[Collected data]
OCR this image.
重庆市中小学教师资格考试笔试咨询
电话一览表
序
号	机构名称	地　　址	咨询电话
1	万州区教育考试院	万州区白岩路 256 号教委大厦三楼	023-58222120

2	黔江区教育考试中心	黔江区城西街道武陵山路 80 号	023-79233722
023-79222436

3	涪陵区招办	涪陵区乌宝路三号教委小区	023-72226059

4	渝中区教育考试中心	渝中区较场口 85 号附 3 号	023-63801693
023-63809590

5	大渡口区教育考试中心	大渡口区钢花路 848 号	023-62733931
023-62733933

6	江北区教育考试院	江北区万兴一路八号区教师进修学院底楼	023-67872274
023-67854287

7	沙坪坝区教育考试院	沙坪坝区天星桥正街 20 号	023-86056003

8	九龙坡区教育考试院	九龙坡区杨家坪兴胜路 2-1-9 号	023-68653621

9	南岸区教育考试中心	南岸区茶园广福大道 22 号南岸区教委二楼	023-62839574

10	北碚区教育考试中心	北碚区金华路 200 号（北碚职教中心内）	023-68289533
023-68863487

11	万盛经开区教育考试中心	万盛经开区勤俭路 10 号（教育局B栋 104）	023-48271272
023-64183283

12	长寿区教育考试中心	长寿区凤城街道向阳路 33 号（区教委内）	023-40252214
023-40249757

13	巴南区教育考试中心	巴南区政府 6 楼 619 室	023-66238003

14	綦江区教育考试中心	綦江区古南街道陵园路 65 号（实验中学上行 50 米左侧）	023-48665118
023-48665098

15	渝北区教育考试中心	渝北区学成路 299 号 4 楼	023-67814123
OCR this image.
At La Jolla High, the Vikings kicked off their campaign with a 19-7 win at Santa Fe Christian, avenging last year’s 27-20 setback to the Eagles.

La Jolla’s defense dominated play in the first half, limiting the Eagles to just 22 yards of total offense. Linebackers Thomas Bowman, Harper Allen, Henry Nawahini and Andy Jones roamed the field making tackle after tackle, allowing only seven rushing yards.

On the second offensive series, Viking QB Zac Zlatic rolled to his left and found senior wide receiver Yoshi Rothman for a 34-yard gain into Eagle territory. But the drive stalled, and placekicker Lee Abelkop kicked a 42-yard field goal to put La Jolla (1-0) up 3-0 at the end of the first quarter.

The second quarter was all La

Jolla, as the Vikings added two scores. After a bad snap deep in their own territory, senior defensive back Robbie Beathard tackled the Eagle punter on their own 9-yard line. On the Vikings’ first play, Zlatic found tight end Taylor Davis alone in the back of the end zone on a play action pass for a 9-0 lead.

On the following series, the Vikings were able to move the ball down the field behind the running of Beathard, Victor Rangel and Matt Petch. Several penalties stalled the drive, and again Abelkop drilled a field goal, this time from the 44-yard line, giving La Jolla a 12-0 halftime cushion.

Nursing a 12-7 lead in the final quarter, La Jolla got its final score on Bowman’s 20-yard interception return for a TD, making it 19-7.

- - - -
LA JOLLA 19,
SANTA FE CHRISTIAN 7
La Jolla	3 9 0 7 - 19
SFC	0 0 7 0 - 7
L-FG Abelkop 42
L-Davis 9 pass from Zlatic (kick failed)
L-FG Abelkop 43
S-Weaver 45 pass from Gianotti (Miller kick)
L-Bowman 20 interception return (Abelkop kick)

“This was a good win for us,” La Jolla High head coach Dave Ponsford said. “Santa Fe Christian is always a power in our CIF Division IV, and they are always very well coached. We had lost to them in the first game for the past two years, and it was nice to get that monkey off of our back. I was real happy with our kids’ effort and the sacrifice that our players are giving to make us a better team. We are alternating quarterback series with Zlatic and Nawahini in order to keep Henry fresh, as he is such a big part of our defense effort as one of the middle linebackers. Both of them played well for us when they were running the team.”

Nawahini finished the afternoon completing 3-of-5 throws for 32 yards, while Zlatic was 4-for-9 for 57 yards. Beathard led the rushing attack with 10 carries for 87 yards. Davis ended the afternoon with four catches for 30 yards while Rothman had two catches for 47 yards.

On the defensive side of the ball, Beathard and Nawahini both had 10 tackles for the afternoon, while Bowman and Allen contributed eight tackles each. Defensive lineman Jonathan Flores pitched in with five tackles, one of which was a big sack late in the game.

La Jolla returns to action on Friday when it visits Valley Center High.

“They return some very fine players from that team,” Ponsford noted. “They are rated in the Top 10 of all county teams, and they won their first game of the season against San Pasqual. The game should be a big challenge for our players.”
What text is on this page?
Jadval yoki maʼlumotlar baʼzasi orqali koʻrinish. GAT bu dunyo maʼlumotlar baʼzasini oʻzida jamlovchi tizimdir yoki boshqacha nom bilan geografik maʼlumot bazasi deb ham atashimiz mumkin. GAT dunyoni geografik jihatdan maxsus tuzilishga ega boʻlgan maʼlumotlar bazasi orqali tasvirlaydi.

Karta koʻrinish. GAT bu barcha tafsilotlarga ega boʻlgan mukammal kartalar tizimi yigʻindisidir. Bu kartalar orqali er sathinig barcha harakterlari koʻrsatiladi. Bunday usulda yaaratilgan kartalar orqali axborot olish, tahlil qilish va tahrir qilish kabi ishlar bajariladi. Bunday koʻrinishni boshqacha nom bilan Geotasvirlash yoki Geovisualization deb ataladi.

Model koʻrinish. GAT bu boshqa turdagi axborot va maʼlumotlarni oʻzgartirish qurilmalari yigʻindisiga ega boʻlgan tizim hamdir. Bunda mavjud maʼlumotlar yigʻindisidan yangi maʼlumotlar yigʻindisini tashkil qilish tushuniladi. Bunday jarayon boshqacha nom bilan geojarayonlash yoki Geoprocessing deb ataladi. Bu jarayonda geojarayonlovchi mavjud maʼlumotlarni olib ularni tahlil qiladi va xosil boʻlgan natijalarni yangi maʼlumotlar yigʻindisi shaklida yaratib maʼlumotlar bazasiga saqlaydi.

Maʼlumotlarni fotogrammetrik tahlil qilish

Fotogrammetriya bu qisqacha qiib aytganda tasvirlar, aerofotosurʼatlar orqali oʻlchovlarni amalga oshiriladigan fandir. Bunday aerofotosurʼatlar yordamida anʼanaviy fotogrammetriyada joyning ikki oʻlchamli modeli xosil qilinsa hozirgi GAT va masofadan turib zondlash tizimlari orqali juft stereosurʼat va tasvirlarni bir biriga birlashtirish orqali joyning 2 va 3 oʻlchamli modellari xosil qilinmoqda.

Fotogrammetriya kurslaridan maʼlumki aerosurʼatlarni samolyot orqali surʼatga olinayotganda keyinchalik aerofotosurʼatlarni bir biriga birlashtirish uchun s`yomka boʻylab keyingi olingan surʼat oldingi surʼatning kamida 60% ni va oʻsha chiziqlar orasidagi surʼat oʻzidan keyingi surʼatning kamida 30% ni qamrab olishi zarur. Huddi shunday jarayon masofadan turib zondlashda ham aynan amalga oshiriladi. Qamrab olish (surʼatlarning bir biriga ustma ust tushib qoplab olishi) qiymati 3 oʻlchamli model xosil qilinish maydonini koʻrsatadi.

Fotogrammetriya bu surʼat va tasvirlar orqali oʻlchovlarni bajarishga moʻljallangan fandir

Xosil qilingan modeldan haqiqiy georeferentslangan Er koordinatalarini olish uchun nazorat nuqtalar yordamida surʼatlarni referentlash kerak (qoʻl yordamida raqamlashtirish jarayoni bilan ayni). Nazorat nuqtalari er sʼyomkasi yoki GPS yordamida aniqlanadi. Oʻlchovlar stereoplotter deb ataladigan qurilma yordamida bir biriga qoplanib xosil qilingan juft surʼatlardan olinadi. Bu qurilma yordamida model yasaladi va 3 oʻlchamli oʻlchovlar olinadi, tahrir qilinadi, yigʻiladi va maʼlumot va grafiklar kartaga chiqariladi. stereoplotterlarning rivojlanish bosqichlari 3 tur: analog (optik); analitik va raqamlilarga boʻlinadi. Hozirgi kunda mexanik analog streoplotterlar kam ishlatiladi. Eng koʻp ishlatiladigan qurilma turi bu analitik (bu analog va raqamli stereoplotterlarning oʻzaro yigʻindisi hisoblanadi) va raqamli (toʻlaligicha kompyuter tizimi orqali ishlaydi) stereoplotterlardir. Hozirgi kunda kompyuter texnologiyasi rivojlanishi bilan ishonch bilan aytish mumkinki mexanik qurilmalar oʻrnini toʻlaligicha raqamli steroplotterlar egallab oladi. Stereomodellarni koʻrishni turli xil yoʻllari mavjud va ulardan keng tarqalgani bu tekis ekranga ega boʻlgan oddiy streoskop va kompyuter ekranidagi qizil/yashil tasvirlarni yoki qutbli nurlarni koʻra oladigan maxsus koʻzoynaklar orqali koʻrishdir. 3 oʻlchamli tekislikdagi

* _Task details_: Copy each line from the records above that includes the string "interception".

* _Result below_:
Nursing a 12-7 lead in the final quarter, La Jolla got its final score on Bowman’s 20-yard interception return for a TD, making it 19-7.
L-Bowman 20 interception return (Abelkop kick)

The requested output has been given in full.